__THE REQUEST__
Locate every line that holds the string "count" and copy it.

Excerpt from a dataset
⟨
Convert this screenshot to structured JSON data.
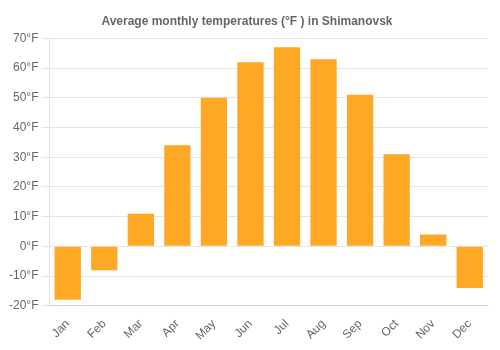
{
  "chart_data": {
    "type": "bar",
    "title": "Average monthly temperatures (°F ) in Shimanovsk",
    "categories": [
      "Jan",
      "Feb",
      "Mar",
      "Apr",
      "May",
      "Jun",
      "Jul",
      "Aug",
      "Sep",
      "Oct",
      "Nov",
      "Dec"
    ],
    "values": [
      -18,
      -8,
      11,
      34,
      50,
      62,
      67,
      63,
      51,
      31,
      4,
      -14
    ],
    "color": "#FFA825",
    "ylim": [
      -20,
      70
    ],
    "yticks": [
      {
        "value": -20,
        "label": "-20°F"
      },
      {
        "value": -10,
        "label": "-10°F"
      },
      {
        "value": 0,
        "label": "0°F"
      },
      {
        "value": 10,
        "label": "10°F"
      },
      {
        "value": 20,
        "label": "20°F"
      },
      {
        "value": 30,
        "label": "30°F"
      },
      {
        "value": 40,
        "label": "40°F"
      },
      {
        "value": 50,
        "label": "50°F"
      },
      {
        "value": 60,
        "label": "60°F"
      },
      {
        "value": 70,
        "label": "70°F"
      }
    ],
    "grid": true
  }
}
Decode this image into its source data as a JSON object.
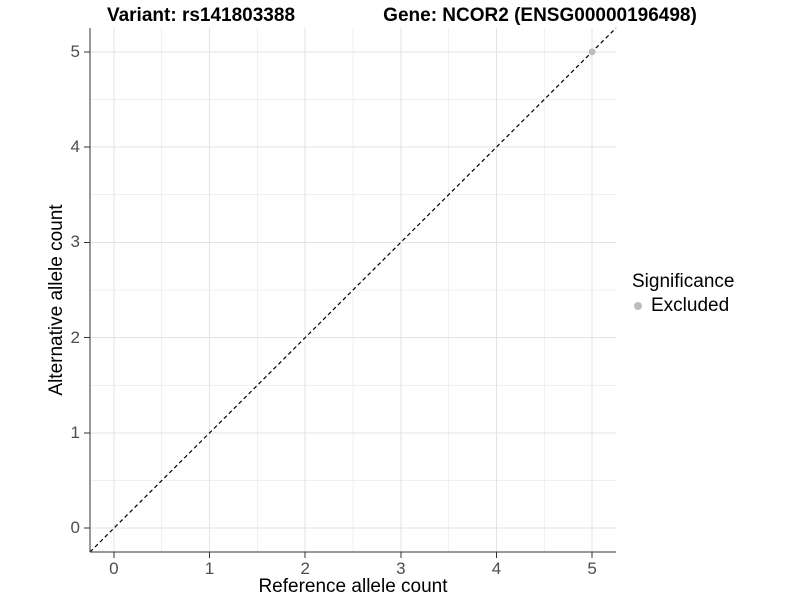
{
  "chart_data": {
    "type": "scatter",
    "titles": {
      "left": "Variant: rs141803388",
      "right": "Gene: NCOR2 (ENSG00000196498)"
    },
    "xlabel": "Reference allele count",
    "ylabel": "Alternative allele count",
    "xlim": [
      -0.25,
      5.25
    ],
    "ylim": [
      -0.25,
      5.25
    ],
    "xticks": [
      0,
      1,
      2,
      3,
      4,
      5
    ],
    "yticks": [
      0,
      1,
      2,
      3,
      4,
      5
    ],
    "minor_xticks": [
      0.5,
      1.5,
      2.5,
      3.5,
      4.5
    ],
    "minor_yticks": [
      0.5,
      1.5,
      2.5,
      3.5,
      4.5
    ],
    "grid": "on",
    "identity_line": {
      "description": "dashed y = x reference line across full panel",
      "from": [
        -0.25,
        -0.25
      ],
      "to": [
        5.25,
        5.25
      ],
      "style": "dashed",
      "color": "#000000"
    },
    "series": [
      {
        "name": "Excluded",
        "color": "#bdbdbd",
        "points": [
          [
            5,
            5
          ]
        ],
        "point_radius": 3.5
      }
    ],
    "legend": {
      "title": "Significance",
      "position": "right",
      "entries": [
        {
          "label": "Excluded",
          "color": "#bdbdbd"
        }
      ]
    },
    "colors": {
      "axis_line": "#333333",
      "tick_mark": "#333333",
      "tick_label": "#4d4d4d",
      "grid_major": "#e3e3e3",
      "grid_minor": "#f0f0f0",
      "background": "#ffffff"
    }
  }
}
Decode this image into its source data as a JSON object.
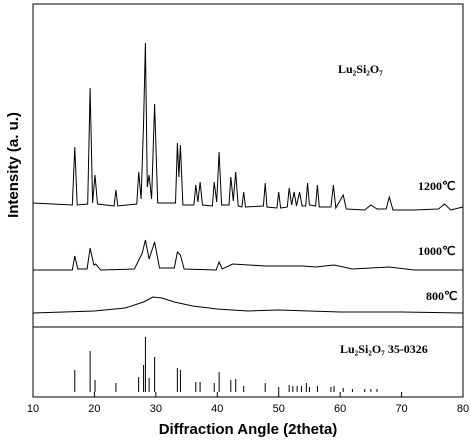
{
  "chart_data": [
    {
      "type": "line",
      "ylabel": "Intensity (a. u.)",
      "annotation": "Lu₂Si₂O₇",
      "xlim": [
        10,
        80
      ],
      "ylim": [
        0,
        323
      ],
      "series": [
        {
          "name": "1200℃",
          "color": "#000000",
          "x": [
            10,
            16.4,
            16.8,
            17.2,
            18.9,
            19.3,
            19.7,
            20.1,
            20.5,
            23.2,
            23.5,
            23.8,
            26.9,
            27.2,
            27.6,
            28.0,
            28.3,
            28.6,
            28.9,
            29.3,
            29.8,
            30.3,
            33.2,
            33.5,
            33.75,
            34.0,
            34.4,
            36.2,
            36.5,
            36.85,
            37.2,
            37.6,
            39.2,
            39.5,
            39.9,
            40.3,
            40.7,
            41.9,
            42.2,
            42.6,
            43.0,
            43.4,
            44.0,
            44.3,
            44.6,
            47.5,
            47.8,
            48.1,
            49.7,
            50.0,
            50.3,
            51.4,
            51.7,
            52.1,
            52.5,
            52.9,
            53.4,
            53.8,
            54.4,
            54.7,
            55.0,
            56.0,
            56.3,
            56.6,
            58.5,
            58.9,
            59.3,
            60.5,
            61,
            64,
            65,
            66,
            67.5,
            68,
            68.6,
            72,
            76,
            77,
            78,
            80
          ],
          "values": [
            124,
            122,
            180,
            122,
            123,
            239,
            124,
            152,
            123,
            121,
            137,
            121,
            123,
            155,
            128,
            205,
            284,
            140,
            152,
            128,
            223,
            124,
            124,
            184,
            150,
            182,
            122,
            122,
            142,
            125,
            145,
            122,
            121,
            145,
            125,
            175,
            122,
            122,
            150,
            126,
            155,
            121,
            120,
            135,
            120,
            121,
            144,
            120,
            119,
            135,
            119,
            120,
            139,
            122,
            135,
            121,
            135,
            121,
            121,
            144,
            122,
            121,
            142,
            120,
            120,
            142,
            119,
            132,
            118,
            117,
            122,
            118,
            118,
            130,
            117,
            117,
            118,
            123,
            117,
            120
          ]
        },
        {
          "name": "1000℃",
          "color": "#000000",
          "x": [
            10,
            16.4,
            16.8,
            17.3,
            18.8,
            19.3,
            19.9,
            20.2,
            21,
            26.5,
            27.8,
            28.3,
            28.9,
            29.8,
            30.6,
            33,
            33.5,
            34,
            34.6,
            39.8,
            40.3,
            40.8,
            42.5,
            47.8,
            52,
            54,
            56,
            59,
            62,
            68,
            72,
            80
          ],
          "values": [
            57,
            57,
            71,
            58,
            58,
            79,
            62,
            63,
            57,
            58,
            74,
            87,
            68,
            85,
            59,
            59,
            75,
            72,
            58,
            57,
            65,
            58,
            63,
            61,
            61,
            61,
            60,
            62,
            58,
            60,
            57,
            57
          ]
        },
        {
          "name": "800℃",
          "color": "#000000",
          "x": [
            10,
            20,
            25,
            28,
            29.5,
            31,
            33,
            36,
            40,
            45,
            50,
            55,
            60,
            70,
            80
          ],
          "values": [
            14,
            16,
            19,
            25,
            30,
            29,
            25,
            21,
            18,
            16,
            17,
            16,
            15,
            15,
            14
          ]
        }
      ]
    },
    {
      "type": "stick",
      "label": "Lu₂Si₂O₇ 35-0326",
      "xlabel": "Diffraction Angle (2theta)",
      "xlim": [
        10,
        80
      ],
      "ylim": [
        -5,
        65
      ],
      "xticks": [
        10,
        20,
        30,
        40,
        50,
        60,
        70,
        80
      ],
      "color": "#000000",
      "x": [
        16.8,
        19.3,
        20.1,
        23.5,
        27.2,
        28.0,
        28.3,
        28.9,
        29.8,
        33.5,
        34.0,
        36.5,
        37.2,
        39.5,
        40.3,
        42.2,
        43.0,
        44.3,
        47.8,
        50.0,
        51.7,
        52.3,
        53.0,
        53.7,
        54.5,
        55.0,
        56.3,
        58.5,
        59.0,
        60.5,
        62,
        64,
        65,
        66
      ],
      "values": [
        22,
        41,
        12,
        9,
        15,
        27,
        55,
        14,
        35,
        24,
        22,
        10,
        10,
        9,
        20,
        12,
        13,
        6,
        9,
        5,
        7,
        6,
        6,
        6,
        9,
        5,
        6,
        5,
        6,
        4,
        3,
        3,
        3,
        3
      ]
    }
  ]
}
⟩
__WRITTEN ANSWER__
    "xlabel": "Reference allele count",
    "ylabel": "Alternative allele count",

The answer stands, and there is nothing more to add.